* [Direction] What follows is a set of records, each of which is to be written out exactly.

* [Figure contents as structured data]
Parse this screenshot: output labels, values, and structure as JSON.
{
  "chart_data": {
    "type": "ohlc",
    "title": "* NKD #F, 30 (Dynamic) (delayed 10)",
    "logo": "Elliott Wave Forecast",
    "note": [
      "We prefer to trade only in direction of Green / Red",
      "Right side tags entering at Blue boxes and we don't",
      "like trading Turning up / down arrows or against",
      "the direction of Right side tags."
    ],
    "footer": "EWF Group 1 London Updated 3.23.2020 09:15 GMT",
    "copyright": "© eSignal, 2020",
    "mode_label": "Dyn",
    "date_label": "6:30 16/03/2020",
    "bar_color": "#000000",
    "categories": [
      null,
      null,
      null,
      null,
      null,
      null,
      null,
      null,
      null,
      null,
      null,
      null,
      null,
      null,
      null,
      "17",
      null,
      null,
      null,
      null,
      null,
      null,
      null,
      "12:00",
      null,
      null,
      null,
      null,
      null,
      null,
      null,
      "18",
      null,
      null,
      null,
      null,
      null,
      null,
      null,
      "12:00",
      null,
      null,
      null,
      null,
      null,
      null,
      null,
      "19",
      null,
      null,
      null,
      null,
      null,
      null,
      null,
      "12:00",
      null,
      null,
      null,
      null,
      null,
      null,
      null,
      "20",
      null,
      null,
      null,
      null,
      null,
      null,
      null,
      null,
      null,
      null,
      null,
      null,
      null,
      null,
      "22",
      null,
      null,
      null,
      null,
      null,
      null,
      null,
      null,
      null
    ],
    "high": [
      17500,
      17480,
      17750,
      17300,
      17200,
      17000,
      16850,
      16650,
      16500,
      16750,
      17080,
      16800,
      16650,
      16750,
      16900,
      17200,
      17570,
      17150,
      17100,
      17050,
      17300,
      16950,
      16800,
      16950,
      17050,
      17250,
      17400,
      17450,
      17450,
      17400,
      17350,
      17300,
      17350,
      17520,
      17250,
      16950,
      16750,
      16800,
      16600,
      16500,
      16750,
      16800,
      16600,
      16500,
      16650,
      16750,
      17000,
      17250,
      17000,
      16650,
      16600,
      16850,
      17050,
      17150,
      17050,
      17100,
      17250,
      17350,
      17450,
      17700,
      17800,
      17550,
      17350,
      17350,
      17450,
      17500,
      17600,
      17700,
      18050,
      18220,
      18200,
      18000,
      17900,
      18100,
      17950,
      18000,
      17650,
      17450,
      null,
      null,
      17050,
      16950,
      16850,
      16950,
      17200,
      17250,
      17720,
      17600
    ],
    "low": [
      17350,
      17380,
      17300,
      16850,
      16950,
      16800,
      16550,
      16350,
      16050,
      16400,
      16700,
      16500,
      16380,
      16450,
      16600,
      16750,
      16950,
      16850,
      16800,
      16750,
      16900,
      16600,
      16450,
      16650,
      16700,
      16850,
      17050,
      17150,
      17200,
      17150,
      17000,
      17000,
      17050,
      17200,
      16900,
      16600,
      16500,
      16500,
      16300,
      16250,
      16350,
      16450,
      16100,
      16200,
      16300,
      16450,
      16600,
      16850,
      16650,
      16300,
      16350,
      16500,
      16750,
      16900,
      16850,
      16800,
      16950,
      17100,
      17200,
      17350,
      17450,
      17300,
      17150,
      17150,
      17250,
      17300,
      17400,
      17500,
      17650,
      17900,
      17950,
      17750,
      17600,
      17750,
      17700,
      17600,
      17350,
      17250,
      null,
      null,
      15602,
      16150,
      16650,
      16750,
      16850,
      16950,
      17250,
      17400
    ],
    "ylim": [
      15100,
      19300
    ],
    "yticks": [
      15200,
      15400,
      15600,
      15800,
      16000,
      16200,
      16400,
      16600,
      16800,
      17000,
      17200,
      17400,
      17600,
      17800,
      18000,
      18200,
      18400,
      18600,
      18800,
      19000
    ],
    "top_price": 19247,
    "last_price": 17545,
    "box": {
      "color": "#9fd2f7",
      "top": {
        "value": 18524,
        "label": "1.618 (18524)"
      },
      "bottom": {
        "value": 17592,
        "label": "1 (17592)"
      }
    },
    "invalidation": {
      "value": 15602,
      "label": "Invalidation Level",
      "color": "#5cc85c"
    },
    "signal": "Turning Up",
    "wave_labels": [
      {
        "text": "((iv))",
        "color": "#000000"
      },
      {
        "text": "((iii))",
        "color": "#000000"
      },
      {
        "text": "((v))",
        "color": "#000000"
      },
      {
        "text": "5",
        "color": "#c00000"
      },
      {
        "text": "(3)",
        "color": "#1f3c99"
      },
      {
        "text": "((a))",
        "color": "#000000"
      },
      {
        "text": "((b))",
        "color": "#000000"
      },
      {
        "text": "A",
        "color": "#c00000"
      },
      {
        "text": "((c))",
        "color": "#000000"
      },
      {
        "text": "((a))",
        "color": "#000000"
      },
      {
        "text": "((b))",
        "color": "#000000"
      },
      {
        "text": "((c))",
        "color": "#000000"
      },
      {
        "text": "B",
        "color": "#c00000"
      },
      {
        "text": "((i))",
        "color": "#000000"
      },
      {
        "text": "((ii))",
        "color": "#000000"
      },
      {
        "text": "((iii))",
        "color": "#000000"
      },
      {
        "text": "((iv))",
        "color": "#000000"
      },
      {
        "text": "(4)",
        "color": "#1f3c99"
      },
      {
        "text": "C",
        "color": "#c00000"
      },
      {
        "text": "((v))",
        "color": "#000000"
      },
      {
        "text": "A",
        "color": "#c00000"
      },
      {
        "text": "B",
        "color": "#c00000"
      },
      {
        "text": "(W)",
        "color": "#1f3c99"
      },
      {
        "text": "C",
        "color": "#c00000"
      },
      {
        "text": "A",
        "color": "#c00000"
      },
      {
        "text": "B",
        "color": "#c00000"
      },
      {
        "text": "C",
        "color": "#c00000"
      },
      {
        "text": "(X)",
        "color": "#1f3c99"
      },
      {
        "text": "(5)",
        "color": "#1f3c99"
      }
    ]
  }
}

* [The result]
Parse this screenshot: output labels, values, and structure as JSON.
{
  "chart_data": {
    "type": "ohlc",
    "title": "* NKD #F, 30 (Dynamic) (delayed 10)",
    "logo": "Elliott Wave Forecast",
    "note": [
      "We prefer to trade only in direction of Green / Red",
      "Right side tags entering at Blue boxes and we don't",
      "like trading Turning up / down arrows or against",
      "the direction of Right side tags."
    ],
    "footer": "EWF Group 1 London Updated 3.23.2020 09:15 GMT",
    "copyright": "© eSignal, 2020",
    "mode_label": "Dyn",
    "date_label": "6:30 16/03/2020",
    "bar_color": "#000000",
    "categories": [
      null,
      null,
      null,
      null,
      null,
      null,
      null,
      null,
      null,
      null,
      null,
      null,
      null,
      null,
      null,
      "17",
      null,
      null,
      null,
      null,
      null,
      null,
      null,
      "12:00",
      null,
      null,
      null,
      null,
      null,
      null,
      null,
      "18",
      null,
      null,
      null,
      null,
      null,
      null,
      null,
      "12:00",
      null,
      null,
      null,
      null,
      null,
      null,
      null,
      "19",
      null,
      null,
      null,
      null,
      null,
      null,
      null,
      "12:00",
      null,
      null,
      null,
      null,
      null,
      null,
      null,
      "20",
      null,
      null,
      null,
      null,
      null,
      null,
      null,
      null,
      null,
      null,
      null,
      null,
      null,
      null,
      "22",
      null,
      null,
      null,
      null,
      null,
      null,
      null,
      null,
      null
    ],
    "high": [
      17500,
      17480,
      17750,
      17300,
      17200,
      17000,
      16850,
      16650,
      16500,
      16750,
      17080,
      16800,
      16650,
      16750,
      16900,
      17200,
      17570,
      17150,
      17100,
      17050,
      17300,
      16950,
      16800,
      16950,
      17050,
      17250,
      17400,
      17450,
      17450,
      17400,
      17350,
      17300,
      17350,
      17520,
      17250,
      16950,
      16750,
      16800,
      16600,
      16500,
      16750,
      16800,
      16600,
      16500,
      16650,
      16750,
      17000,
      17250,
      17000,
      16650,
      16600,
      16850,
      17050,
      17150,
      17050,
      17100,
      17250,
      17350,
      17450,
      17700,
      17800,
      17550,
      17350,
      17350,
      17450,
      17500,
      17600,
      17700,
      18050,
      18220,
      18200,
      18000,
      17900,
      18100,
      17950,
      18000,
      17650,
      17450,
      null,
      null,
      17050,
      16950,
      16850,
      16950,
      17200,
      17250,
      17720,
      17600
    ],
    "low": [
      17350,
      17380,
      17300,
      16850,
      16950,
      16800,
      16550,
      16350,
      16050,
      16400,
      16700,
      16500,
      16380,
      16450,
      16600,
      16750,
      16950,
      16850,
      16800,
      16750,
      16900,
      16600,
      16450,
      16650,
      16700,
      16850,
      17050,
      17150,
      17200,
      17150,
      17000,
      17000,
      17050,
      17200,
      16900,
      16600,
      16500,
      16500,
      16300,
      16250,
      16350,
      16450,
      16100,
      16200,
      16300,
      16450,
      16600,
      16850,
      16650,
      16300,
      16350,
      16500,
      16750,
      16900,
      16850,
      16800,
      16950,
      17100,
      17200,
      17350,
      17450,
      17300,
      17150,
      17150,
      17250,
      17300,
      17400,
      17500,
      17650,
      17900,
      17950,
      17750,
      17600,
      17750,
      17700,
      17600,
      17350,
      17250,
      null,
      null,
      15602,
      16150,
      16650,
      16750,
      16850,
      16950,
      17250,
      17400
    ],
    "ylim": [
      15100,
      19300
    ],
    "yticks": [
      15200,
      15400,
      15600,
      15800,
      16000,
      16200,
      16400,
      16600,
      16800,
      17000,
      17200,
      17400,
      17600,
      17800,
      18000,
      18200,
      18400,
      18600,
      18800,
      19000
    ],
    "top_price": 19247,
    "last_price": 17545,
    "box": {
      "color": "#9fd2f7",
      "top": {
        "value": 18524,
        "label": "1.618 (18524)"
      },
      "bottom": {
        "value": 17592,
        "label": "1 (17592)"
      }
    },
    "invalidation": {
      "value": 15602,
      "label": "Invalidation Level",
      "color": "#5cc85c"
    },
    "signal": "Turning Up",
    "wave_labels": [
      {
        "text": "((iv))",
        "color": "#000000"
      },
      {
        "text": "((iii))",
        "color": "#000000"
      },
      {
        "text": "((v))",
        "color": "#000000"
      },
      {
        "text": "5",
        "color": "#c00000"
      },
      {
        "text": "(3)",
        "color": "#1f3c99"
      },
      {
        "text": "((a))",
        "color": "#000000"
      },
      {
        "text": "((b))",
        "color": "#000000"
      },
      {
        "text": "A",
        "color": "#c00000"
      },
      {
        "text": "((c))",
        "color": "#000000"
      },
      {
        "text": "((a))",
        "color": "#000000"
      },
      {
        "text": "((b))",
        "color": "#000000"
      },
      {
        "text": "((c))",
        "color": "#000000"
      },
      {
        "text": "B",
        "color": "#c00000"
      },
      {
        "text": "((i))",
        "color": "#000000"
      },
      {
        "text": "((ii))",
        "color": "#000000"
      },
      {
        "text": "((iii))",
        "color": "#000000"
      },
      {
        "text": "((iv))",
        "color": "#000000"
      },
      {
        "text": "(4)",
        "color": "#1f3c99"
      },
      {
        "text": "C",
        "color": "#c00000"
      },
      {
        "text": "((v))",
        "color": "#000000"
      },
      {
        "text": "A",
        "color": "#c00000"
      },
      {
        "text": "B",
        "color": "#c00000"
      },
      {
        "text": "(W)",
        "color": "#1f3c99"
      },
      {
        "text": "C",
        "color": "#c00000"
      },
      {
        "text": "A",
        "color": "#c00000"
      },
      {
        "text": "B",
        "color": "#c00000"
      },
      {
        "text": "C",
        "color": "#c00000"
      },
      {
        "text": "(X)",
        "color": "#1f3c99"
      },
      {
        "text": "(5)",
        "color": "#1f3c99"
      }
    ]
  }
}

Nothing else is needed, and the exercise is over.